THE EXERCISE – Copy the lines below word for word, leaving out the pictures.

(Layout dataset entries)
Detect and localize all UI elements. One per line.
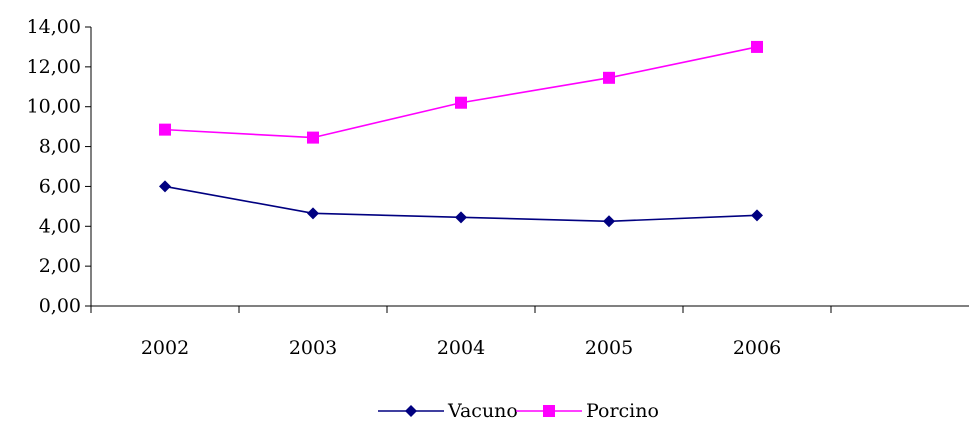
legend-marker — [405, 405, 417, 417]
series-vacuno — [159, 180, 763, 228]
series-line-porcino — [164, 46, 758, 139]
data-point-porcino — [455, 96, 467, 109]
y-tick-label: 8,00 — [39, 136, 81, 158]
x-tick-label: 2003 — [289, 337, 337, 359]
x-tick-label: 2006 — [733, 337, 781, 359]
y-tick-label: 0,00 — [39, 295, 81, 317]
data-point-vacuno — [751, 209, 763, 222]
y-tick-label: 14,00 — [27, 16, 81, 38]
data-point-porcino — [307, 131, 319, 144]
y-tick-label: 6,00 — [39, 175, 81, 197]
data-point-vacuno — [159, 180, 171, 193]
data-point-porcino — [159, 123, 171, 136]
data-point-porcino — [603, 71, 615, 84]
y-tick-label: 10,00 — [27, 96, 81, 118]
legend-label: Porcino — [586, 400, 659, 421]
y-tick-label: 2,00 — [39, 255, 81, 277]
data-point-vacuno — [603, 215, 615, 228]
legend-item-porcino: Porcino — [516, 400, 659, 421]
x-axis: 2002 2003 2004 2005 2006 — [90, 305, 969, 359]
x-tick-label: 2005 — [585, 337, 633, 359]
x-tick-label: 2004 — [437, 337, 485, 359]
y-tick-label: 4,00 — [39, 215, 81, 237]
legend: Vacuno Porcino — [378, 400, 659, 421]
legend-item-vacuno: Vacuno — [378, 400, 518, 421]
legend-label: Vacuno — [447, 400, 518, 421]
x-tick-label: 2002 — [141, 337, 189, 359]
data-point-vacuno — [307, 207, 319, 220]
y-tick-label: 12,00 — [27, 56, 81, 78]
data-point-porcino — [751, 40, 763, 53]
y-axis: 0,00 2,00 4,00 6,00 8,00 10,00 12,00 14,00 — [27, 16, 92, 317]
series-layer — [159, 40, 763, 228]
data-point-vacuno — [455, 211, 467, 224]
legend-marker — [543, 405, 555, 417]
series-porcino — [159, 40, 763, 144]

SOLUTION –
Detect and localize all UI elements. One per line.
legend-marker — [405, 405, 417, 417]
series-vacuno — [159, 180, 763, 228]
series-line-porcino — [164, 46, 758, 139]
data-point-porcino — [455, 96, 467, 109]
y-tick-label: 8,00 — [39, 136, 81, 158]
x-tick-label: 2003 — [289, 337, 337, 359]
x-tick-label: 2006 — [733, 337, 781, 359]
y-tick-label: 0,00 — [39, 295, 81, 317]
data-point-vacuno — [751, 209, 763, 222]
y-tick-label: 14,00 — [27, 16, 81, 38]
data-point-porcino — [307, 131, 319, 144]
y-tick-label: 6,00 — [39, 175, 81, 197]
data-point-vacuno — [159, 180, 171, 193]
data-point-porcino — [159, 123, 171, 136]
data-point-porcino — [603, 71, 615, 84]
y-tick-label: 10,00 — [27, 96, 81, 118]
legend-label: Porcino — [586, 400, 659, 421]
y-tick-label: 2,00 — [39, 255, 81, 277]
data-point-vacuno — [603, 215, 615, 228]
legend-item-porcino: Porcino — [516, 400, 659, 421]
x-axis: 2002 2003 2004 2005 2006 — [90, 305, 969, 359]
x-tick-label: 2005 — [585, 337, 633, 359]
x-tick-label: 2004 — [437, 337, 485, 359]
y-tick-label: 4,00 — [39, 215, 81, 237]
legend: Vacuno Porcino — [378, 400, 659, 421]
legend-item-vacuno: Vacuno — [378, 400, 518, 421]
legend-label: Vacuno — [447, 400, 518, 421]
x-tick-label: 2002 — [141, 337, 189, 359]
data-point-vacuno — [307, 207, 319, 220]
y-tick-label: 12,00 — [27, 56, 81, 78]
data-point-porcino — [751, 40, 763, 53]
y-axis: 0,00 2,00 4,00 6,00 8,00 10,00 12,00 14,00 — [27, 16, 92, 317]
series-layer — [159, 40, 763, 228]
data-point-vacuno — [455, 211, 467, 224]
legend-marker — [543, 405, 555, 417]
series-porcino — [159, 40, 763, 144]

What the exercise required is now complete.